> **WHAT THE TASK ASKS**
In the listing below, pick out lines with "impleta".

-- START RECORDS PROVIDED --

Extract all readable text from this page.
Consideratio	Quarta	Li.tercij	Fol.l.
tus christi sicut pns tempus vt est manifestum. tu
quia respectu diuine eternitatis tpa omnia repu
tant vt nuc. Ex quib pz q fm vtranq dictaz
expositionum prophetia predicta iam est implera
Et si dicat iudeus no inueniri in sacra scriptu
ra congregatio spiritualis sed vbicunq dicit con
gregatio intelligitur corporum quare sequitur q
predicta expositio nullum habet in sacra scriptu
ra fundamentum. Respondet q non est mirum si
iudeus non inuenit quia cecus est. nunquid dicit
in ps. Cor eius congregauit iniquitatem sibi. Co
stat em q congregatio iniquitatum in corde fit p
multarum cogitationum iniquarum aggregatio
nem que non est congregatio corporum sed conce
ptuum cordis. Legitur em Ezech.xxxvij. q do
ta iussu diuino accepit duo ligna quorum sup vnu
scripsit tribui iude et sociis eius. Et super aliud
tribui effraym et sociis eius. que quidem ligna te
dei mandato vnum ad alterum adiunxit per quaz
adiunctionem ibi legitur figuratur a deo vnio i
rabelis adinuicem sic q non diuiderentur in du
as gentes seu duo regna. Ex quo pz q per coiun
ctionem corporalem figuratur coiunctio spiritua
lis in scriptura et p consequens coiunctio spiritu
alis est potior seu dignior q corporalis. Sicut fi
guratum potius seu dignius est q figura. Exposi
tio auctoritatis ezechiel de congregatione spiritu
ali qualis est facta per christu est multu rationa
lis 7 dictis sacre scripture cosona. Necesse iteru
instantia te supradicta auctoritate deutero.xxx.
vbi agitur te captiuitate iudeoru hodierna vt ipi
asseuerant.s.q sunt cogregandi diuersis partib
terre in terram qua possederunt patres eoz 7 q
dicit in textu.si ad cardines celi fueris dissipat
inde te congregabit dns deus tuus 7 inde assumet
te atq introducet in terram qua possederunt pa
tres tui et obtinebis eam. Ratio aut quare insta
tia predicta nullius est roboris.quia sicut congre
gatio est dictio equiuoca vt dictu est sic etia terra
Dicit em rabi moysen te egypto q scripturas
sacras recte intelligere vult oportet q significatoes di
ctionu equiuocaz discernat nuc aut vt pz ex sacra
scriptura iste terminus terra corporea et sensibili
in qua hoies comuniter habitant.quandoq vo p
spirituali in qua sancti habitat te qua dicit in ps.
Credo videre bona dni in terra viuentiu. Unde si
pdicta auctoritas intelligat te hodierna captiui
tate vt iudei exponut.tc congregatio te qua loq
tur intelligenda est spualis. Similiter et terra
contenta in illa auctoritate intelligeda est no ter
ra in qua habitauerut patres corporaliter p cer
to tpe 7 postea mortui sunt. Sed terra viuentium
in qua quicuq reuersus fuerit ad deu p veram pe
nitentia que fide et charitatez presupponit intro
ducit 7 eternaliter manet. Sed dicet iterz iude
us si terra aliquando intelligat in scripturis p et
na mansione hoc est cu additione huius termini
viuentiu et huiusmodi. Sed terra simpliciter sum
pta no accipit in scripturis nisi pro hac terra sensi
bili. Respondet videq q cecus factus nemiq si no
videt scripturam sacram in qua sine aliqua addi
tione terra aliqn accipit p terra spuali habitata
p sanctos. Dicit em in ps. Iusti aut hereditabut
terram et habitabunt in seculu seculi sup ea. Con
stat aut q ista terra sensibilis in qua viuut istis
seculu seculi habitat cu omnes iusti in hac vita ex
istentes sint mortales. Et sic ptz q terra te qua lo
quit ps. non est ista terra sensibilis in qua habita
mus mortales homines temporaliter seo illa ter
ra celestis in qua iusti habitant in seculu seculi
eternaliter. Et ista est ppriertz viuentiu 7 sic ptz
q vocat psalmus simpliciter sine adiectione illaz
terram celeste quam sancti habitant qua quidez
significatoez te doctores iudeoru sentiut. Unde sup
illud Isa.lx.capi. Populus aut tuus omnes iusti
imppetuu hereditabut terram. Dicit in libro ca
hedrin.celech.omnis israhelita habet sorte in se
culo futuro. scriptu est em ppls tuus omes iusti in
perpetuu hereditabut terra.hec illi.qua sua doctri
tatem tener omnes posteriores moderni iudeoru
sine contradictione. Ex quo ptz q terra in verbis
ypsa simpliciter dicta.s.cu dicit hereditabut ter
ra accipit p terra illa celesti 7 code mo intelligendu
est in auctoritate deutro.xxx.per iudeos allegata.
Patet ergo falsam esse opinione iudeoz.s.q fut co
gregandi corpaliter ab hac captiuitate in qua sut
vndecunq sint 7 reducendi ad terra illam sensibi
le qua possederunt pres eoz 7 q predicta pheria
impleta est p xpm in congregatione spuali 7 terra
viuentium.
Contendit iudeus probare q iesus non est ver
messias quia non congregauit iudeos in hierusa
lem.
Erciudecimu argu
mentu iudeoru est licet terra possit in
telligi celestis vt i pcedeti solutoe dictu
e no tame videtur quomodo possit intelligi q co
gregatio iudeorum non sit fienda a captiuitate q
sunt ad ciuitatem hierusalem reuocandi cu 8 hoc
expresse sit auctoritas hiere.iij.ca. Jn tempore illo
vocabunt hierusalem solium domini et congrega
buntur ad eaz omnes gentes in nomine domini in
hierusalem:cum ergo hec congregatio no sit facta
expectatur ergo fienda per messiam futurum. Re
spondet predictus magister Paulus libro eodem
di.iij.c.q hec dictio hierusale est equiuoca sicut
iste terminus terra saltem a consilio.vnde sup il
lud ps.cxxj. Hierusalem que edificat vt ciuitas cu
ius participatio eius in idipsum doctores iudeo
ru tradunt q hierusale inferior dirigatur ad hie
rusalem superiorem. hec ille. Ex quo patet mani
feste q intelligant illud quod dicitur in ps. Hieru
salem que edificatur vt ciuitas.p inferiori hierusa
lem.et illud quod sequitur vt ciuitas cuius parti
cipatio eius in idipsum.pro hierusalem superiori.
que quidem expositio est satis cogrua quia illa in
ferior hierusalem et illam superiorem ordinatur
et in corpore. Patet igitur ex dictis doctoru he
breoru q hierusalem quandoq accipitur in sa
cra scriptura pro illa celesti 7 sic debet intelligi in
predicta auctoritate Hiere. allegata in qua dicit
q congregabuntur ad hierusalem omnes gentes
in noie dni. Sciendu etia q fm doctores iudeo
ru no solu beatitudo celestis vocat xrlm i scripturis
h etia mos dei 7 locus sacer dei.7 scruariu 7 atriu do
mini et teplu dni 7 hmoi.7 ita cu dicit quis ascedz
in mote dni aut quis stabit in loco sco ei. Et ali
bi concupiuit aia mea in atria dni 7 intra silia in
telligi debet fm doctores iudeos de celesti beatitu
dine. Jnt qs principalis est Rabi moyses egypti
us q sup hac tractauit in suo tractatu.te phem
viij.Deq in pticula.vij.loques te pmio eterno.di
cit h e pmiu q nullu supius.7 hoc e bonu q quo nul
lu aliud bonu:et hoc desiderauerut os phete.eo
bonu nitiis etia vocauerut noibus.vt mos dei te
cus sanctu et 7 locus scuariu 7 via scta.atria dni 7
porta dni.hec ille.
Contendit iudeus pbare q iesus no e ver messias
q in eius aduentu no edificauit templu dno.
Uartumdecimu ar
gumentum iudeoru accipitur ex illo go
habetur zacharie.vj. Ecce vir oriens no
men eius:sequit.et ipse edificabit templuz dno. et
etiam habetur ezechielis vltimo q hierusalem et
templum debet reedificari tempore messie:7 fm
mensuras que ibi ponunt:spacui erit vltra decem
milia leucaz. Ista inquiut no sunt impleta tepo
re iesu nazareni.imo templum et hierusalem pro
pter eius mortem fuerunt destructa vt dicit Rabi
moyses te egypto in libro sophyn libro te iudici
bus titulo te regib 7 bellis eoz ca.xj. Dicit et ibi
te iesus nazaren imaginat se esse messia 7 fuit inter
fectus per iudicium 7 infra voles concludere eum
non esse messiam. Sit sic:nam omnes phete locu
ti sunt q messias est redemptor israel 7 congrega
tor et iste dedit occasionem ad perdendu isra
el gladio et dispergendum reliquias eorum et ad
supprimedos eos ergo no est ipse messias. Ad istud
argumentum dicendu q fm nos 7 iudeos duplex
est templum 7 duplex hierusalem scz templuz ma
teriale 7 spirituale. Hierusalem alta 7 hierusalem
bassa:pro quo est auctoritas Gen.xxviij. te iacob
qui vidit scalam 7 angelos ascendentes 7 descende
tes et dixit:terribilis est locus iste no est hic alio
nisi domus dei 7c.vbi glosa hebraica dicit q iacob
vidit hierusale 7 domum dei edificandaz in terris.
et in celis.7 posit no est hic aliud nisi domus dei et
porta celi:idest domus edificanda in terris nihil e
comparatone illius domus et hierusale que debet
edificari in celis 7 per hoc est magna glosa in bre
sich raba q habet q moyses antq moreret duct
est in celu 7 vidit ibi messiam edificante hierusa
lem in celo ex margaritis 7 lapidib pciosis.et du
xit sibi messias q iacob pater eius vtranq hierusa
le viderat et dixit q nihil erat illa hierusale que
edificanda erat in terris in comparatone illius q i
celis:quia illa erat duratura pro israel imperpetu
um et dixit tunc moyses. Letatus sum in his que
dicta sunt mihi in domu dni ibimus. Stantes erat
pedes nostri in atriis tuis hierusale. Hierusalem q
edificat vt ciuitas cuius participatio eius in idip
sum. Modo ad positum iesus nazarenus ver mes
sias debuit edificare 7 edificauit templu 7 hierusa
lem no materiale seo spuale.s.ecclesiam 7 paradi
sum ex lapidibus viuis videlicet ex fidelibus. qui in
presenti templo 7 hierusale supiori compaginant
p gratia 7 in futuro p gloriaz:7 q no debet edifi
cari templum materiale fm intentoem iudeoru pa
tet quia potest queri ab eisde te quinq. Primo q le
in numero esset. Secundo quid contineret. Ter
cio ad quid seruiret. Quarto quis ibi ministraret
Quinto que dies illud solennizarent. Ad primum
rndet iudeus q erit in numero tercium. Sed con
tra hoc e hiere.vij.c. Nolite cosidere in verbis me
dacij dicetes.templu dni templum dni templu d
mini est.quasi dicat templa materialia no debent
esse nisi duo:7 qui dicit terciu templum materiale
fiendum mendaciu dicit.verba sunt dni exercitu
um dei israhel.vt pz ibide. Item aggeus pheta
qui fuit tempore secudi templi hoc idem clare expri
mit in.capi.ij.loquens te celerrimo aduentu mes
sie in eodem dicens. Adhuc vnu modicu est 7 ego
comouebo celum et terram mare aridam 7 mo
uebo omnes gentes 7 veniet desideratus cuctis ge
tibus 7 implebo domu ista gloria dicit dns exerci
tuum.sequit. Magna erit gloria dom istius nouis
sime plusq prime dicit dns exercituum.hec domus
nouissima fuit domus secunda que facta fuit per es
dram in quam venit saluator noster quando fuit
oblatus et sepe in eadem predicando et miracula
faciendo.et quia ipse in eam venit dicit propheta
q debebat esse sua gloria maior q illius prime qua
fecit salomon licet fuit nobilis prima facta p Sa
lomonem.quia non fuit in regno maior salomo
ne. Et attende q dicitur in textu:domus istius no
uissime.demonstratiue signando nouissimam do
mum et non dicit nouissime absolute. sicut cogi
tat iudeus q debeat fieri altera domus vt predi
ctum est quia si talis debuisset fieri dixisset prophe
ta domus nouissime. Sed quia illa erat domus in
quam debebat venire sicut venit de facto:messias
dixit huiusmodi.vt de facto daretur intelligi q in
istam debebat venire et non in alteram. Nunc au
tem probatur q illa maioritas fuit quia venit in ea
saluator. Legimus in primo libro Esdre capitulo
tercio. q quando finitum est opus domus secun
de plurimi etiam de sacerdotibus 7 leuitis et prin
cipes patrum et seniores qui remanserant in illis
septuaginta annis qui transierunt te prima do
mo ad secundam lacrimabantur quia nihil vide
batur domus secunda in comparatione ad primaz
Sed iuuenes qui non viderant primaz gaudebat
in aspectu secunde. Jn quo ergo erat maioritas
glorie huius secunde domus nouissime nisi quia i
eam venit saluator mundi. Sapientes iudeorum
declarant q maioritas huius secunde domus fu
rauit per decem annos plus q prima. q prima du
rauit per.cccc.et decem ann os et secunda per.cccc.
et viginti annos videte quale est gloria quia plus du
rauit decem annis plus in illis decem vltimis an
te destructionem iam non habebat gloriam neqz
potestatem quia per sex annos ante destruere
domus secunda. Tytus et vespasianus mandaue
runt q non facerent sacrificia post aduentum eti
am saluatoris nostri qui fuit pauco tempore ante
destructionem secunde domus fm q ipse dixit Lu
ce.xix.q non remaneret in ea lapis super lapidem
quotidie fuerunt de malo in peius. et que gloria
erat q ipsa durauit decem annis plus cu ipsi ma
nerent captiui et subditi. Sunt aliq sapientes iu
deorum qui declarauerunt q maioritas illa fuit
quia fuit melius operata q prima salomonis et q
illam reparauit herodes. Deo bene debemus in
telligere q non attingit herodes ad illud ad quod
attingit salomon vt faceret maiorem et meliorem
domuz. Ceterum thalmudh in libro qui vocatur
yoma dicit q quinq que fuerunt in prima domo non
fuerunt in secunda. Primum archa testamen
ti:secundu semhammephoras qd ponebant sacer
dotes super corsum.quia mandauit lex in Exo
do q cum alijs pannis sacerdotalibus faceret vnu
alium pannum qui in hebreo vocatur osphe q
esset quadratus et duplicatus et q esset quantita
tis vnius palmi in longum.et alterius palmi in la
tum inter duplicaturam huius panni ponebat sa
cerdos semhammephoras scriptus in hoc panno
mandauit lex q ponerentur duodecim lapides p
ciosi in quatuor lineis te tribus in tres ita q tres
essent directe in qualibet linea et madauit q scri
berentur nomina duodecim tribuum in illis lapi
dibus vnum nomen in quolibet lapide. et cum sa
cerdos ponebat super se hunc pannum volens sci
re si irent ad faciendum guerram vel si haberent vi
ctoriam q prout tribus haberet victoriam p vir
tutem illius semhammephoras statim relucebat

-- END RECORDS PROVIDED --

> **RESULT OF THE TASK**
impleta est p xpm in congregatione spuali 7 terra
milia leucaz. Ista inquiut no sunt impleta tepo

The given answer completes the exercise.